──────── THE RECORDS

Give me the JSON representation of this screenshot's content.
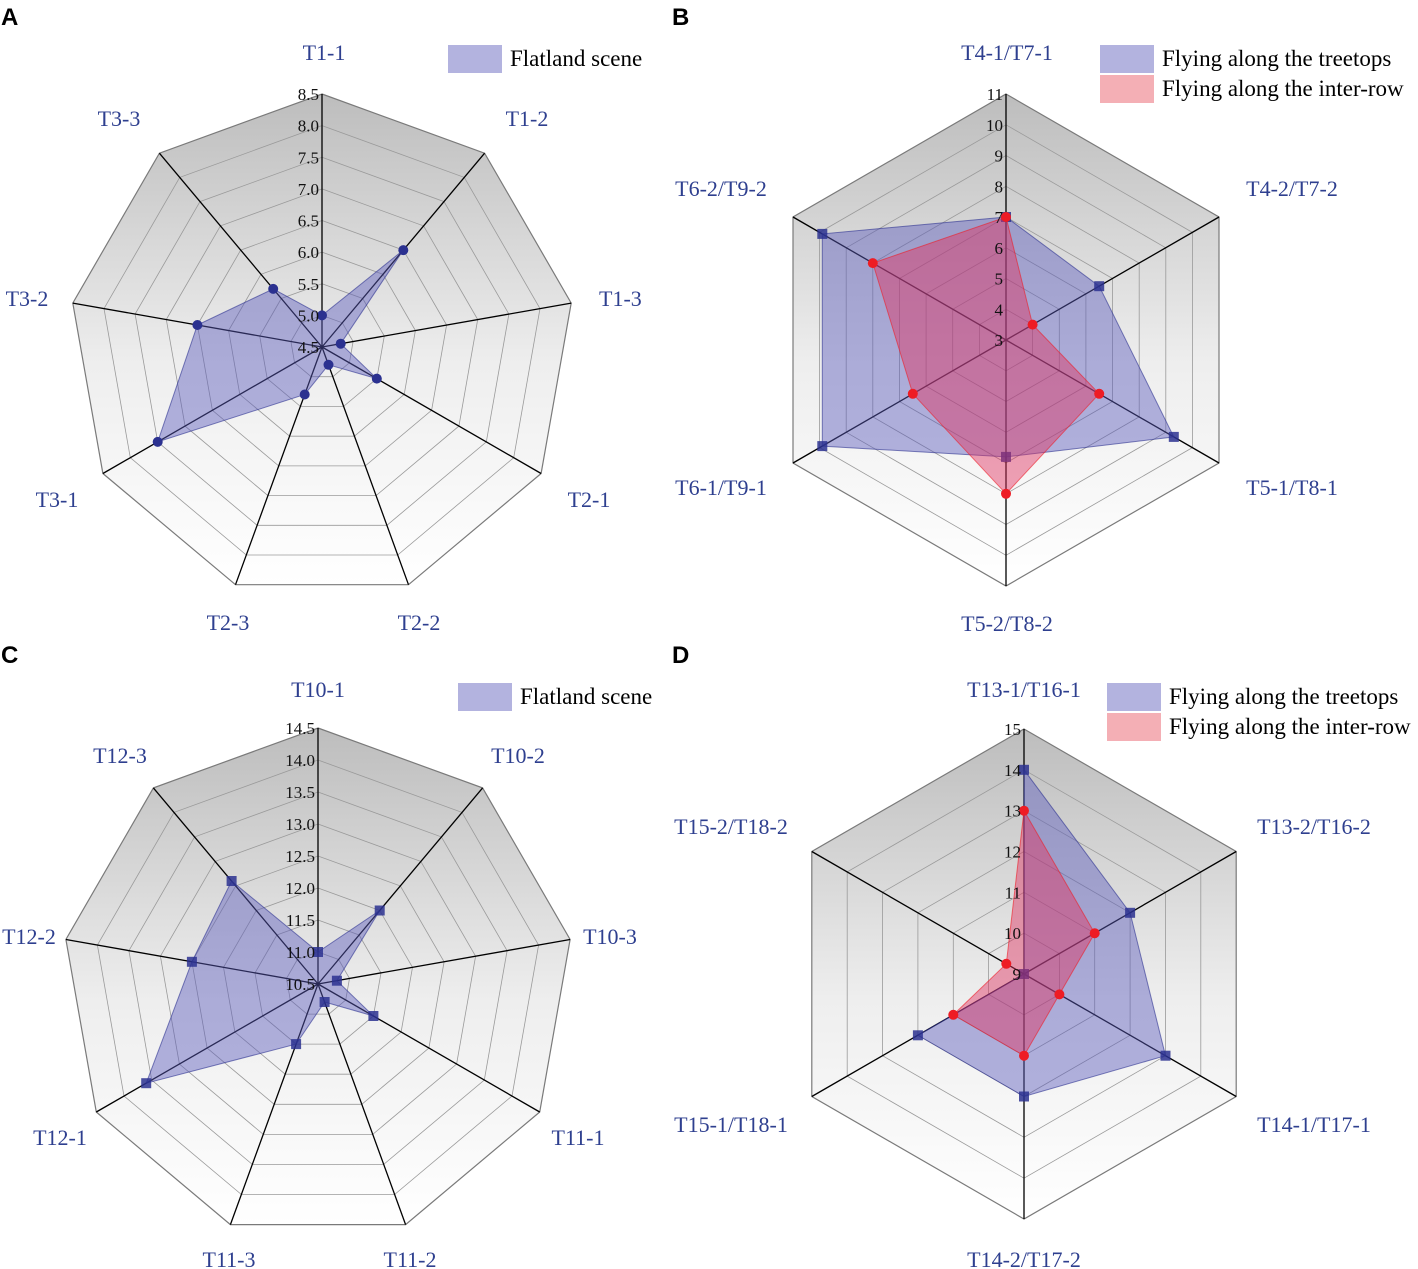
{
  "colors": {
    "label_blue": "#2e3f8f",
    "series_blue_fill": "#5b5bbd",
    "series_blue_marker": "#2b3190",
    "series_red_fill": "#e03060",
    "series_red_marker": "#ee1c24",
    "legend_blue": "#b3b3df",
    "legend_red": "#f4afb5"
  },
  "chart_data": [
    {
      "panel": "A",
      "type": "radar",
      "axes": [
        "T1-1",
        "T1-2",
        "T1-3",
        "T2-1",
        "T2-2",
        "T2-3",
        "T3-1",
        "T3-2",
        "T3-3"
      ],
      "ticks": [
        "4.5",
        "5.0",
        "5.5",
        "6.0",
        "6.5",
        "7.0",
        "7.5",
        "8.0",
        "8.5"
      ],
      "rmin": 4.5,
      "rmax": 8.5,
      "marker": "circle",
      "legend": [
        "Flatland scene"
      ],
      "series": [
        {
          "name": "Flatland scene",
          "color": "blue",
          "values": [
            5.0,
            6.5,
            4.8,
            5.5,
            4.8,
            5.3,
            7.5,
            6.5,
            5.7
          ]
        }
      ]
    },
    {
      "panel": "B",
      "type": "radar",
      "axes": [
        "T4-1/T7-1",
        "T4-2/T7-2",
        "T5-1/T8-1",
        "T5-2/T8-2",
        "T6-1/T9-1",
        "T6-2/T9-2"
      ],
      "ticks": [
        "3",
        "4",
        "5",
        "6",
        "7",
        "8",
        "9",
        "10",
        "11"
      ],
      "rmin": 3,
      "rmax": 11,
      "marker": "square",
      "legend": [
        "Flying along the treetops",
        "Flying along the inter-row"
      ],
      "series": [
        {
          "name": "Flying along the treetops",
          "color": "blue",
          "values": [
            7.0,
            6.5,
            9.3,
            6.8,
            9.9,
            9.9
          ]
        },
        {
          "name": "Flying along the inter-row",
          "color": "red",
          "values": [
            7.0,
            4.0,
            6.5,
            8.0,
            6.5,
            8.0
          ]
        }
      ]
    },
    {
      "panel": "C",
      "type": "radar",
      "axes": [
        "T10-1",
        "T10-2",
        "T10-3",
        "T11-1",
        "T11-2",
        "T11-3",
        "T12-1",
        "T12-2",
        "T12-3"
      ],
      "ticks": [
        "10.5",
        "11.0",
        "11.5",
        "12.0",
        "12.5",
        "13.0",
        "13.5",
        "14.0",
        "14.5"
      ],
      "rmin": 10.5,
      "rmax": 14.5,
      "marker": "square",
      "legend": [
        "Flatland scene"
      ],
      "series": [
        {
          "name": "Flatland scene",
          "color": "blue",
          "values": [
            11.0,
            12.0,
            10.8,
            11.5,
            10.8,
            11.5,
            13.6,
            12.5,
            12.6
          ]
        }
      ]
    },
    {
      "panel": "D",
      "type": "radar",
      "axes": [
        "T13-1/T16-1",
        "T13-2/T16-2",
        "T14-1/T17-1",
        "T14-2/T17-2",
        "T15-1/T18-1",
        "T15-2/T18-2"
      ],
      "ticks": [
        "9",
        "10",
        "11",
        "12",
        "13",
        "14",
        "15"
      ],
      "rmin": 9,
      "rmax": 15,
      "marker": "square",
      "legend": [
        "Flying along the treetops",
        "Flying along the inter-row"
      ],
      "series": [
        {
          "name": "Flying along the treetops",
          "color": "blue",
          "values": [
            14.0,
            12.0,
            13.0,
            12.0,
            12.0,
            9.0
          ]
        },
        {
          "name": "Flying along the inter-row",
          "color": "red",
          "values": [
            13.0,
            11.0,
            10.0,
            11.0,
            11.0,
            9.5
          ]
        }
      ]
    }
  ]
}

────────────────

▶ [GIVEN EXERCISE]
Copy the material shown above in full and exactly. Skip the pictures.

▶ [RESULT FOR THIS TASK]
Give me the JSON representation of this screenshot's content.
{
  "colors": {
    "label_blue": "#2e3f8f",
    "series_blue_fill": "#5b5bbd",
    "series_blue_marker": "#2b3190",
    "series_red_fill": "#e03060",
    "series_red_marker": "#ee1c24",
    "legend_blue": "#b3b3df",
    "legend_red": "#f4afb5"
  },
  "chart_data": [
    {
      "panel": "A",
      "type": "radar",
      "axes": [
        "T1-1",
        "T1-2",
        "T1-3",
        "T2-1",
        "T2-2",
        "T2-3",
        "T3-1",
        "T3-2",
        "T3-3"
      ],
      "ticks": [
        "4.5",
        "5.0",
        "5.5",
        "6.0",
        "6.5",
        "7.0",
        "7.5",
        "8.0",
        "8.5"
      ],
      "rmin": 4.5,
      "rmax": 8.5,
      "marker": "circle",
      "legend": [
        "Flatland scene"
      ],
      "series": [
        {
          "name": "Flatland scene",
          "color": "blue",
          "values": [
            5.0,
            6.5,
            4.8,
            5.5,
            4.8,
            5.3,
            7.5,
            6.5,
            5.7
          ]
        }
      ]
    },
    {
      "panel": "B",
      "type": "radar",
      "axes": [
        "T4-1/T7-1",
        "T4-2/T7-2",
        "T5-1/T8-1",
        "T5-2/T8-2",
        "T6-1/T9-1",
        "T6-2/T9-2"
      ],
      "ticks": [
        "3",
        "4",
        "5",
        "6",
        "7",
        "8",
        "9",
        "10",
        "11"
      ],
      "rmin": 3,
      "rmax": 11,
      "marker": "square",
      "legend": [
        "Flying along the treetops",
        "Flying along the inter-row"
      ],
      "series": [
        {
          "name": "Flying along the treetops",
          "color": "blue",
          "values": [
            7.0,
            6.5,
            9.3,
            6.8,
            9.9,
            9.9
          ]
        },
        {
          "name": "Flying along the inter-row",
          "color": "red",
          "values": [
            7.0,
            4.0,
            6.5,
            8.0,
            6.5,
            8.0
          ]
        }
      ]
    },
    {
      "panel": "C",
      "type": "radar",
      "axes": [
        "T10-1",
        "T10-2",
        "T10-3",
        "T11-1",
        "T11-2",
        "T11-3",
        "T12-1",
        "T12-2",
        "T12-3"
      ],
      "ticks": [
        "10.5",
        "11.0",
        "11.5",
        "12.0",
        "12.5",
        "13.0",
        "13.5",
        "14.0",
        "14.5"
      ],
      "rmin": 10.5,
      "rmax": 14.5,
      "marker": "square",
      "legend": [
        "Flatland scene"
      ],
      "series": [
        {
          "name": "Flatland scene",
          "color": "blue",
          "values": [
            11.0,
            12.0,
            10.8,
            11.5,
            10.8,
            11.5,
            13.6,
            12.5,
            12.6
          ]
        }
      ]
    },
    {
      "panel": "D",
      "type": "radar",
      "axes": [
        "T13-1/T16-1",
        "T13-2/T16-2",
        "T14-1/T17-1",
        "T14-2/T17-2",
        "T15-1/T18-1",
        "T15-2/T18-2"
      ],
      "ticks": [
        "9",
        "10",
        "11",
        "12",
        "13",
        "14",
        "15"
      ],
      "rmin": 9,
      "rmax": 15,
      "marker": "square",
      "legend": [
        "Flying along the treetops",
        "Flying along the inter-row"
      ],
      "series": [
        {
          "name": "Flying along the treetops",
          "color": "blue",
          "values": [
            14.0,
            12.0,
            13.0,
            12.0,
            12.0,
            9.0
          ]
        },
        {
          "name": "Flying along the inter-row",
          "color": "red",
          "values": [
            13.0,
            11.0,
            10.0,
            11.0,
            11.0,
            9.5
          ]
        }
      ]
    }
  ]
}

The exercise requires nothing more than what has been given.